*The input*

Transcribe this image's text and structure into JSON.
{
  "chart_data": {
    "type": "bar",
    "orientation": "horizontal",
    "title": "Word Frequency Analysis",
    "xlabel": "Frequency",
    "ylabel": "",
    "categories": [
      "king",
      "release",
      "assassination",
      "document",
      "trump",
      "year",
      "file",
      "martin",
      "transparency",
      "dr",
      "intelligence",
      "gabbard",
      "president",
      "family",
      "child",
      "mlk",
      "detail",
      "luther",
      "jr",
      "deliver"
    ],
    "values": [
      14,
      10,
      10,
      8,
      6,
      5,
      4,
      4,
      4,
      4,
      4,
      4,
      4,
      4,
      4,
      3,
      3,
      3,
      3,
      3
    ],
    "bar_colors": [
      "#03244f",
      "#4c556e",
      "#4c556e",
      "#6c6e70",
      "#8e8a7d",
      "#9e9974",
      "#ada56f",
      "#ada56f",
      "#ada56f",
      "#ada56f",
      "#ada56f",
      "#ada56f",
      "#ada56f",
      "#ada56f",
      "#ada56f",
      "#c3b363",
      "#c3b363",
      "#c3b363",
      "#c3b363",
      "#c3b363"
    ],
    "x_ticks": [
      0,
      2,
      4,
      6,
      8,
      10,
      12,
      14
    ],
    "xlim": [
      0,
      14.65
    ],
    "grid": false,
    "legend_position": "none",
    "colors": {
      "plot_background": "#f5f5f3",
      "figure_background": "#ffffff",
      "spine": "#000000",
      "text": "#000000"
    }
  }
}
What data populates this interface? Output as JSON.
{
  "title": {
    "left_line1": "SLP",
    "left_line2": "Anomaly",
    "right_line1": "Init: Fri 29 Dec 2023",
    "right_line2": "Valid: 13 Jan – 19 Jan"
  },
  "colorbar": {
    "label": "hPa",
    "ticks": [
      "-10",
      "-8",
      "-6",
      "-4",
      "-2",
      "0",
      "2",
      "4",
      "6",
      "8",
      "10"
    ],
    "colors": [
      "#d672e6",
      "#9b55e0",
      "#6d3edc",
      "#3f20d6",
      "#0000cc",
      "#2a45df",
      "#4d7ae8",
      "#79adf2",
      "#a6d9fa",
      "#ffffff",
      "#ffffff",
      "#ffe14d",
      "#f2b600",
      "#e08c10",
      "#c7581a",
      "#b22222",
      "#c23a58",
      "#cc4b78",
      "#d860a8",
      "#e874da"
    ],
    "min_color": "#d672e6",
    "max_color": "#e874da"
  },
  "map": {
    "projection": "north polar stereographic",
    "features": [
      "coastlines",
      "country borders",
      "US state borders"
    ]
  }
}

*Written task*
The listing above must be transcribed exactly, line by line.

*Expected answer*
Transcribe this image's text and structure into JSON.
{
  "chart_data": {
    "type": "bar",
    "orientation": "horizontal",
    "title": "Word Frequency Analysis",
    "xlabel": "Frequency",
    "ylabel": "",
    "categories": [
      "king",
      "release",
      "assassination",
      "document",
      "trump",
      "year",
      "file",
      "martin",
      "transparency",
      "dr",
      "intelligence",
      "gabbard",
      "president",
      "family",
      "child",
      "mlk",
      "detail",
      "luther",
      "jr",
      "deliver"
    ],
    "values": [
      14,
      10,
      10,
      8,
      6,
      5,
      4,
      4,
      4,
      4,
      4,
      4,
      4,
      4,
      4,
      3,
      3,
      3,
      3,
      3
    ],
    "bar_colors": [
      "#03244f",
      "#4c556e",
      "#4c556e",
      "#6c6e70",
      "#8e8a7d",
      "#9e9974",
      "#ada56f",
      "#ada56f",
      "#ada56f",
      "#ada56f",
      "#ada56f",
      "#ada56f",
      "#ada56f",
      "#ada56f",
      "#ada56f",
      "#c3b363",
      "#c3b363",
      "#c3b363",
      "#c3b363",
      "#c3b363"
    ],
    "x_ticks": [
      0,
      2,
      4,
      6,
      8,
      10,
      12,
      14
    ],
    "xlim": [
      0,
      14.65
    ],
    "grid": false,
    "legend_position": "none",
    "colors": {
      "plot_background": "#f5f5f3",
      "figure_background": "#ffffff",
      "spine": "#000000",
      "text": "#000000"
    }
  }
}
What data populates this interface? Output as JSON.
{
  "title": {
    "left_line1": "SLP",
    "left_line2": "Anomaly",
    "right_line1": "Init: Fri 29 Dec 2023",
    "right_line2": "Valid: 13 Jan – 19 Jan"
  },
  "colorbar": {
    "label": "hPa",
    "ticks": [
      "-10",
      "-8",
      "-6",
      "-4",
      "-2",
      "0",
      "2",
      "4",
      "6",
      "8",
      "10"
    ],
    "colors": [
      "#d672e6",
      "#9b55e0",
      "#6d3edc",
      "#3f20d6",
      "#0000cc",
      "#2a45df",
      "#4d7ae8",
      "#79adf2",
      "#a6d9fa",
      "#ffffff",
      "#ffffff",
      "#ffe14d",
      "#f2b600",
      "#e08c10",
      "#c7581a",
      "#b22222",
      "#c23a58",
      "#cc4b78",
      "#d860a8",
      "#e874da"
    ],
    "min_color": "#d672e6",
    "max_color": "#e874da"
  },
  "map": {
    "projection": "north polar stereographic",
    "features": [
      "coastlines",
      "country borders",
      "US state borders"
    ]
  }
}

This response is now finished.